LISTED RECORDS:
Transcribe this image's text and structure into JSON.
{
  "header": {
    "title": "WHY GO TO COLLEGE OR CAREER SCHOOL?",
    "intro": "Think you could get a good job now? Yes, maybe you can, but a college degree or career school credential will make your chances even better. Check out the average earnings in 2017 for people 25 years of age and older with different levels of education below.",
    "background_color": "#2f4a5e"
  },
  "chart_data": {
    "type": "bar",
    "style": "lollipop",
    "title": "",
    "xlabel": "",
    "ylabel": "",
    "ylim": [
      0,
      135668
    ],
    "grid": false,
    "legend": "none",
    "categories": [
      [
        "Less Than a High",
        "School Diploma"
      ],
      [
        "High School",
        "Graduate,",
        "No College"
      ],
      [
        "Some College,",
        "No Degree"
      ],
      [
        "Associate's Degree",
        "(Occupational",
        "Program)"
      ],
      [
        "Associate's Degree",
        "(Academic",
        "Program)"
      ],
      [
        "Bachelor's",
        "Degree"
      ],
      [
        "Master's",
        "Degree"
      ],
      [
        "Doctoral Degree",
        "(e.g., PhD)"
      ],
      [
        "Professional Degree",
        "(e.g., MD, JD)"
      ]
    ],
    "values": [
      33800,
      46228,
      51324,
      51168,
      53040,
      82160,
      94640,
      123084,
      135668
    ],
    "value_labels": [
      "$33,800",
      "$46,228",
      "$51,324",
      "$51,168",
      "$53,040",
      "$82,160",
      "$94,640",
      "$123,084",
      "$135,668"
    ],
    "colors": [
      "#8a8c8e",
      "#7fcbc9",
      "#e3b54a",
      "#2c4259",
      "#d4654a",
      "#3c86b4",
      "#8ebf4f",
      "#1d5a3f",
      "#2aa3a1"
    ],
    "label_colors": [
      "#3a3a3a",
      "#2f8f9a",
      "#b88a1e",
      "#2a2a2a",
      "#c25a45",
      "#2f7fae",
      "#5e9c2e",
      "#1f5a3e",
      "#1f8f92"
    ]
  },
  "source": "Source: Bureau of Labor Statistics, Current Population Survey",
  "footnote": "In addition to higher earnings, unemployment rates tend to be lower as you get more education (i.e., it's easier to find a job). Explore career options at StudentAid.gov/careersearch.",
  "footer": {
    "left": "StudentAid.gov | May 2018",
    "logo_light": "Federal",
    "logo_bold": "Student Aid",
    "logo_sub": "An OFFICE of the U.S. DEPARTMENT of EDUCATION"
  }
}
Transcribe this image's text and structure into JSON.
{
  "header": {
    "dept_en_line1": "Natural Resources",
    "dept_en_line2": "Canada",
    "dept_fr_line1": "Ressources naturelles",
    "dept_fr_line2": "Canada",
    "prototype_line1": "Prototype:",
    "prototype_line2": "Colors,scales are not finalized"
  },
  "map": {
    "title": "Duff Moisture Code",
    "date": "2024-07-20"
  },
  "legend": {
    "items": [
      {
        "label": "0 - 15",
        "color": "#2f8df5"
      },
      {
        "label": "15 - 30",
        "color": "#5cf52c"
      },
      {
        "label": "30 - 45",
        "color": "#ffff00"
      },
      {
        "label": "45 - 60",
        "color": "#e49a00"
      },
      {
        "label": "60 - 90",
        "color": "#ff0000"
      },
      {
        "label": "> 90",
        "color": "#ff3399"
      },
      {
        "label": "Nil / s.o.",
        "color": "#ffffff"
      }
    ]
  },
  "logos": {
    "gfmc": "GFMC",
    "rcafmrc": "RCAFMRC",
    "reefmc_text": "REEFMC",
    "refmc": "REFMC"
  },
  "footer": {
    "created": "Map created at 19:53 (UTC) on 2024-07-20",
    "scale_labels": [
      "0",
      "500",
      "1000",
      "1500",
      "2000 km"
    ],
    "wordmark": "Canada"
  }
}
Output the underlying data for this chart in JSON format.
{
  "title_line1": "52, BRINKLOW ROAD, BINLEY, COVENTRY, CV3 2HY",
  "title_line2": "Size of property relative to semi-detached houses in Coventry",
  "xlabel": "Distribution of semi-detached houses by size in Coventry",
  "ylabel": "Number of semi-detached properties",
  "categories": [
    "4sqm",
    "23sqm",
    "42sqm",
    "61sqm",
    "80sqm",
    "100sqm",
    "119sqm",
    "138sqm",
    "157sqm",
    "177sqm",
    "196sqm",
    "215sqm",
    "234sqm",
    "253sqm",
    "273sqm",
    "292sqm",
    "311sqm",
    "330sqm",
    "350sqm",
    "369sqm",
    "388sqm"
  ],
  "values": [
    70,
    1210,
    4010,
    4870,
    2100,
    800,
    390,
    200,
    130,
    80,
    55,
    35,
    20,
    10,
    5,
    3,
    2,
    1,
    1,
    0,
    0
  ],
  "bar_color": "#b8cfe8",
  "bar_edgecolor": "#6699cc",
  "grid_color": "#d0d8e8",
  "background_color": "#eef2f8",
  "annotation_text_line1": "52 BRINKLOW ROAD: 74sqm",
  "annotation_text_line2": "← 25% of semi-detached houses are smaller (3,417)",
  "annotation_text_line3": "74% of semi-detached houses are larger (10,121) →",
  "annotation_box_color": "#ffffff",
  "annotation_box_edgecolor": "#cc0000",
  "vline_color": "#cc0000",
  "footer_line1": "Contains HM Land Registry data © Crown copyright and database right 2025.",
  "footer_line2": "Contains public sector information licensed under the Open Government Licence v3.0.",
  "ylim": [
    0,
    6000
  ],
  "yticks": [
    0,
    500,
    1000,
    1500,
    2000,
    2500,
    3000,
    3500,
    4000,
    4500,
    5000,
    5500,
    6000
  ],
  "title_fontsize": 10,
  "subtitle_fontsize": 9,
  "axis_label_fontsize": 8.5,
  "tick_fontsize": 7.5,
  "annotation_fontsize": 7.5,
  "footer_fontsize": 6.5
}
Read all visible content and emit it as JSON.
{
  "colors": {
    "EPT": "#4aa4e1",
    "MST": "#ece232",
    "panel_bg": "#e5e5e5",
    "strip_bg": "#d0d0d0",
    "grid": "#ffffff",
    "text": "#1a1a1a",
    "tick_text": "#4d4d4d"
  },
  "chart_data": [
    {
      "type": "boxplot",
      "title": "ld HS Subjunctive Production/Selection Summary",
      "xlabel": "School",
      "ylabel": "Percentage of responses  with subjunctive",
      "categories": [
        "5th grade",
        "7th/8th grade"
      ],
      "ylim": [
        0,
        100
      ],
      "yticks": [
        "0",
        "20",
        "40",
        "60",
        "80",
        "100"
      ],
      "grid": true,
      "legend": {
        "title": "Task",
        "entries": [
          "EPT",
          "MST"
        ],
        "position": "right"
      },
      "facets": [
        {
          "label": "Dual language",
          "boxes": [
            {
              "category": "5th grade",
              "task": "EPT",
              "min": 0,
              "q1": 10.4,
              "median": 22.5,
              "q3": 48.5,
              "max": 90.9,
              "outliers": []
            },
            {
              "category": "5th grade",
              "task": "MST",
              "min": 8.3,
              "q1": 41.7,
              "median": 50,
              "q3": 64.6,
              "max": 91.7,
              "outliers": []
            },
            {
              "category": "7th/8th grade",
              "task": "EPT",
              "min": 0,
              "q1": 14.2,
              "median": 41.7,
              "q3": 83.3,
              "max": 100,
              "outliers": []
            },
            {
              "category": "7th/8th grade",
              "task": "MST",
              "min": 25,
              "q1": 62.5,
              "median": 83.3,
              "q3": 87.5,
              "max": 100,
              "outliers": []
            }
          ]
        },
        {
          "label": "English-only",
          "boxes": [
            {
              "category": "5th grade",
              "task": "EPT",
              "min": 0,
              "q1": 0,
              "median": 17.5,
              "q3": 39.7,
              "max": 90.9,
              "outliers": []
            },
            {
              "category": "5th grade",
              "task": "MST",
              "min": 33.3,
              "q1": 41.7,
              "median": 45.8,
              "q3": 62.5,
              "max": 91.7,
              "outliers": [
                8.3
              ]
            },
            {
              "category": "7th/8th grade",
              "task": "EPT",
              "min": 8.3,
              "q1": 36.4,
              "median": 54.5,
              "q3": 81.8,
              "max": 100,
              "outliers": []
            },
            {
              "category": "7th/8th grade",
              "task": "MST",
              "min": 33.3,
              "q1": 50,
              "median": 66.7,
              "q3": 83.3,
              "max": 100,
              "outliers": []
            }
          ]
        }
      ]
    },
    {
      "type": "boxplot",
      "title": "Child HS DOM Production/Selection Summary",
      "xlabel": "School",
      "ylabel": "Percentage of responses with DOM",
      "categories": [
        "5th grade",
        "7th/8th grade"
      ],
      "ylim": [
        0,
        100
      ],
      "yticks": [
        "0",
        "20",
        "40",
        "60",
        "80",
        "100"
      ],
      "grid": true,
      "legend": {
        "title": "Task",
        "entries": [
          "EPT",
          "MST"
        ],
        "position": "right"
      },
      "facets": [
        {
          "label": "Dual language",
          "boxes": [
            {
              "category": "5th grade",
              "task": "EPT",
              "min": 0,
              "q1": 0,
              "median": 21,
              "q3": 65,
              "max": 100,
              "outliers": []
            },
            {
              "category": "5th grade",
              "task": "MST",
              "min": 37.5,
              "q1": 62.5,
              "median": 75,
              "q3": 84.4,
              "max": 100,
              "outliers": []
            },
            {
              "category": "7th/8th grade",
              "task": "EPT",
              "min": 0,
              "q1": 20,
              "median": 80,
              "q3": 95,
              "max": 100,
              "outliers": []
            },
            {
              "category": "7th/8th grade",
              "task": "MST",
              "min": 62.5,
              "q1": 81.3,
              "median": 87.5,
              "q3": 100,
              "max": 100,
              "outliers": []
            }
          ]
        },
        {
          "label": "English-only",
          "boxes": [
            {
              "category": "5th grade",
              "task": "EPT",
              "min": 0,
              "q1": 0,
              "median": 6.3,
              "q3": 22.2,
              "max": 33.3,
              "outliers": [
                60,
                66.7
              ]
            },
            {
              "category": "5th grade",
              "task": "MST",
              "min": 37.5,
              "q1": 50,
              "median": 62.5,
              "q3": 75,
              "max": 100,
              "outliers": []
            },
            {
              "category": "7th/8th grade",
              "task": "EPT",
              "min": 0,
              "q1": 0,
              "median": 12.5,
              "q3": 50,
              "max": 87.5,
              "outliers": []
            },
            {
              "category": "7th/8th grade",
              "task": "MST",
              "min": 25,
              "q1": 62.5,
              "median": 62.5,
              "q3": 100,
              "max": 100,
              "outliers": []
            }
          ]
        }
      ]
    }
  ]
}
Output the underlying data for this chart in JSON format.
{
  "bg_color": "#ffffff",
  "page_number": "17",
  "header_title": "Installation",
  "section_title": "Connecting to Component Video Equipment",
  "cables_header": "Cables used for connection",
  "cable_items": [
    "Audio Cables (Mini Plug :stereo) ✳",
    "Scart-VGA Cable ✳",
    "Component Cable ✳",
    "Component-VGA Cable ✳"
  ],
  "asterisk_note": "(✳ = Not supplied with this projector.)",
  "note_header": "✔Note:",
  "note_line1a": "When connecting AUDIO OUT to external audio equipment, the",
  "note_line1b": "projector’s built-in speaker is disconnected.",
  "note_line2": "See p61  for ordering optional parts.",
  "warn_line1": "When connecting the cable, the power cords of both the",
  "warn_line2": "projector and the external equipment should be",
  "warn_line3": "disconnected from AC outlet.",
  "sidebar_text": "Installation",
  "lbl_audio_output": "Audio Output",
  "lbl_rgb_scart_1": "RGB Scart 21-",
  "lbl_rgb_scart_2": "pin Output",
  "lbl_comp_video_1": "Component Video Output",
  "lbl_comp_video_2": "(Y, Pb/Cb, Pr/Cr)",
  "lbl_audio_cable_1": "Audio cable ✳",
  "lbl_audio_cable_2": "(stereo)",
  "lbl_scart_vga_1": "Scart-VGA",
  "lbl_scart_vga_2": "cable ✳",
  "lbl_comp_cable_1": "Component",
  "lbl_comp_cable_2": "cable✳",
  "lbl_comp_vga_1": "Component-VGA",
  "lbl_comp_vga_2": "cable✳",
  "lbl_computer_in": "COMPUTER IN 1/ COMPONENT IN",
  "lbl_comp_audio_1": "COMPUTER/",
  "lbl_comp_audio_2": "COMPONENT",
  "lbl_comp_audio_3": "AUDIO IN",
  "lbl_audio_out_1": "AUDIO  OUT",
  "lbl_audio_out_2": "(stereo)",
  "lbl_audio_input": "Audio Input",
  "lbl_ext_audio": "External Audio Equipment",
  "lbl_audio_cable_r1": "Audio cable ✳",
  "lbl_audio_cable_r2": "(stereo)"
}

EXERCISE PROMPT:
Give only the number of lines in the data that include the string "Production".

ANSWER TO THE PROBLEM:
2